* TASK GOAL
Filter out everything except lines holding "SECTION".

[start DATA]

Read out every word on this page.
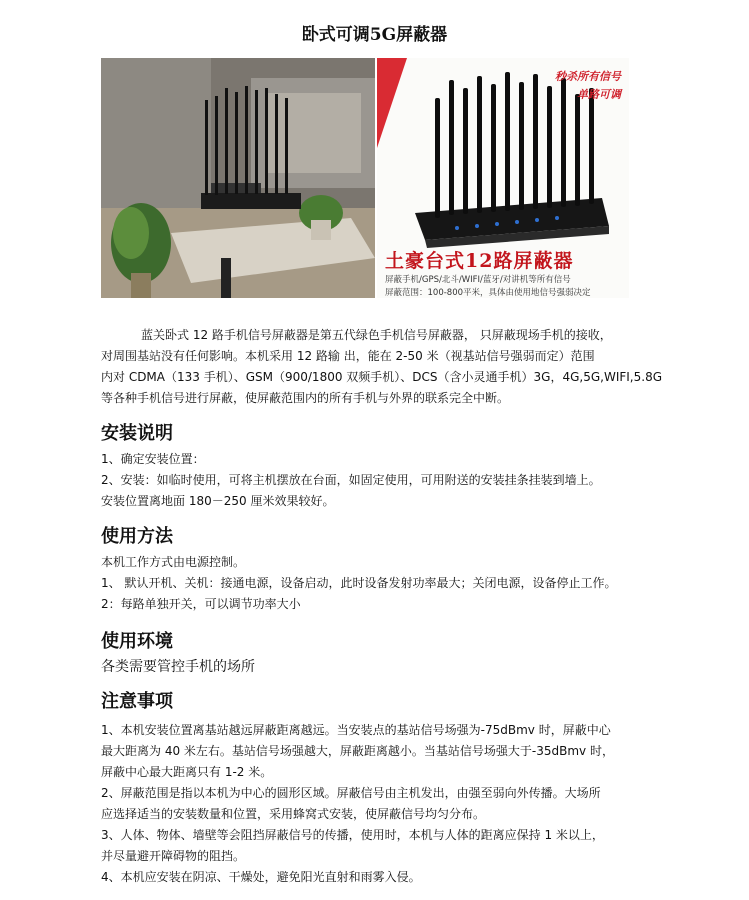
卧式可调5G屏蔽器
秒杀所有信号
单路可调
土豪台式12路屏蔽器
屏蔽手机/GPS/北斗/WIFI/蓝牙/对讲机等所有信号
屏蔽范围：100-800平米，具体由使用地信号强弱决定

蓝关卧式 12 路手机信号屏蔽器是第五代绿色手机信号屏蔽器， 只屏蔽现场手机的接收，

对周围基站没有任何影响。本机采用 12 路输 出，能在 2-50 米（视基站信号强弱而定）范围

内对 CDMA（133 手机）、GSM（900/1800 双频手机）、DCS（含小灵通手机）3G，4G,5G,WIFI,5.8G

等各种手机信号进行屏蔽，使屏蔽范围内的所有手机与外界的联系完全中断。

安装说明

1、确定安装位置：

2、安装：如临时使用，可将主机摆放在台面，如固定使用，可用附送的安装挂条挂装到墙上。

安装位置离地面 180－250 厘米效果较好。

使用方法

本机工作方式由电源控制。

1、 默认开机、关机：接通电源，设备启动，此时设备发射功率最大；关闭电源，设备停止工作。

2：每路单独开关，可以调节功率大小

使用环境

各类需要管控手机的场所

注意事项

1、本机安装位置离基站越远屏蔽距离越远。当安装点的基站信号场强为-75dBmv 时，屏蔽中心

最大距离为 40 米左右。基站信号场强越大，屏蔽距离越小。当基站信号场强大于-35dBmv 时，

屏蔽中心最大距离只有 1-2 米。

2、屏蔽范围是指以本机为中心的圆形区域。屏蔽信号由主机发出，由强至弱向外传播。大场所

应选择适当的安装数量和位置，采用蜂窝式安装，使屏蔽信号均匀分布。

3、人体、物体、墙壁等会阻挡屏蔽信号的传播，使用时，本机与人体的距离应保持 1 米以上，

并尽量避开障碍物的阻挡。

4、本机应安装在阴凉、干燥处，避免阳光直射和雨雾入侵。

[end DATA]
[start DATA]

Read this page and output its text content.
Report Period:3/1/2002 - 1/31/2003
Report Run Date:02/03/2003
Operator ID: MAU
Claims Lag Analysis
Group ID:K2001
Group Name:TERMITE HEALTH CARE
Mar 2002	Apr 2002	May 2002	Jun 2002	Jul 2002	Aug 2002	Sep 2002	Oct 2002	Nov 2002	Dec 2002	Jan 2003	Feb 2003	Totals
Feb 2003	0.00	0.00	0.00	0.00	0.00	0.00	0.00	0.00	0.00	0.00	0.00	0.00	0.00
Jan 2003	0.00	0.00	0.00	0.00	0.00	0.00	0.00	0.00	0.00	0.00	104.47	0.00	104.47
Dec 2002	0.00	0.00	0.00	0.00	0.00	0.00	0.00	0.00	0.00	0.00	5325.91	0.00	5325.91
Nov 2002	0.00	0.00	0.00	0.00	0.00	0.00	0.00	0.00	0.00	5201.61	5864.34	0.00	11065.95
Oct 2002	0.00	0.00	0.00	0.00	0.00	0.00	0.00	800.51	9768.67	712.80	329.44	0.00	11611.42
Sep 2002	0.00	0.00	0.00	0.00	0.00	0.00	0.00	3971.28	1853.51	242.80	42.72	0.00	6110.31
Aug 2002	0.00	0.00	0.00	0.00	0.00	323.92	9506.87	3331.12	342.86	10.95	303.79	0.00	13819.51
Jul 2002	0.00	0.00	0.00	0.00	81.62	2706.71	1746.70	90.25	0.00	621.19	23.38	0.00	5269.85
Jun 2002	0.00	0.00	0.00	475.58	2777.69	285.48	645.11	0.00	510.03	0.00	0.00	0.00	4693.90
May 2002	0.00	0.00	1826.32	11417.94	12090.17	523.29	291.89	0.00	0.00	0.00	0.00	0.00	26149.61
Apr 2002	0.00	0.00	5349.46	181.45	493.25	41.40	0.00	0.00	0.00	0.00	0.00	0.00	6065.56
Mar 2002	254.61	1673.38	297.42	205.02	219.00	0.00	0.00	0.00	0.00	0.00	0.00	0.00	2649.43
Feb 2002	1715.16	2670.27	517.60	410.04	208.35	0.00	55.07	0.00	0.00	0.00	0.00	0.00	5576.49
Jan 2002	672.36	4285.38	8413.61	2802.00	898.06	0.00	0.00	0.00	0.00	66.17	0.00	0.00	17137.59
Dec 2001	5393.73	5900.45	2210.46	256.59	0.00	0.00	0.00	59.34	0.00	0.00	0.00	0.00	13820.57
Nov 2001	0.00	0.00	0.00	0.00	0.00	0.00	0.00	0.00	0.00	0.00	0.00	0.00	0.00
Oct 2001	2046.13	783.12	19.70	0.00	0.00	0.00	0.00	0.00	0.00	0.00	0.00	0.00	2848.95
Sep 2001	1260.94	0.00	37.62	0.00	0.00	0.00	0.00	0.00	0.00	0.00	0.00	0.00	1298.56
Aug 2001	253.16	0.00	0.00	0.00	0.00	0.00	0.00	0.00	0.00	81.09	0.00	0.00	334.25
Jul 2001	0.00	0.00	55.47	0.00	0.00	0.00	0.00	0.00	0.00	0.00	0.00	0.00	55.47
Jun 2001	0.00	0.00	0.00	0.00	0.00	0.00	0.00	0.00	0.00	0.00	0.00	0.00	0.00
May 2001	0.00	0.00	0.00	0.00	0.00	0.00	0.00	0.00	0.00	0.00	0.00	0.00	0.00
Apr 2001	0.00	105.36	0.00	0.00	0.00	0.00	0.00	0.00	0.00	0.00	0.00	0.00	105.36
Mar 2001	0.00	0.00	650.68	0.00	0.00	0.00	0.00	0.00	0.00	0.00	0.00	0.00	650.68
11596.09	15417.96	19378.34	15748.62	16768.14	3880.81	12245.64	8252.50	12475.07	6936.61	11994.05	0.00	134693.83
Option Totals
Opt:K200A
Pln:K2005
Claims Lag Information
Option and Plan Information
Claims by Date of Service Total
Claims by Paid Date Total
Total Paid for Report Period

[end DATA]
[start DATA]

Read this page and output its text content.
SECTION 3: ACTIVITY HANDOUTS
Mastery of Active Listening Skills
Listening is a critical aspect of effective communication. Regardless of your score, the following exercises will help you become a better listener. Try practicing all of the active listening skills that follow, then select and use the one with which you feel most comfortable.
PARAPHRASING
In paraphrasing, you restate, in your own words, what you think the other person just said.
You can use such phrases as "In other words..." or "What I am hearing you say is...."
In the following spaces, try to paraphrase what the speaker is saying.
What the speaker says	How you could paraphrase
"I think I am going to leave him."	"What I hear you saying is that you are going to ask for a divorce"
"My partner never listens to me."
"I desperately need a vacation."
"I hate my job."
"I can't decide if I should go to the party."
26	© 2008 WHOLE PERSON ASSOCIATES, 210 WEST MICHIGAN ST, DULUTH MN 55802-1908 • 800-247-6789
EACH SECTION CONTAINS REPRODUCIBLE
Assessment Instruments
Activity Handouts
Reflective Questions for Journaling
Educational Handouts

[end DATA]

* SOLUTION TO THIS PROBLEM
SECTION 3: ACTIVITY HANDOUTS
EACH SECTION CONTAINS REPRODUCIBLE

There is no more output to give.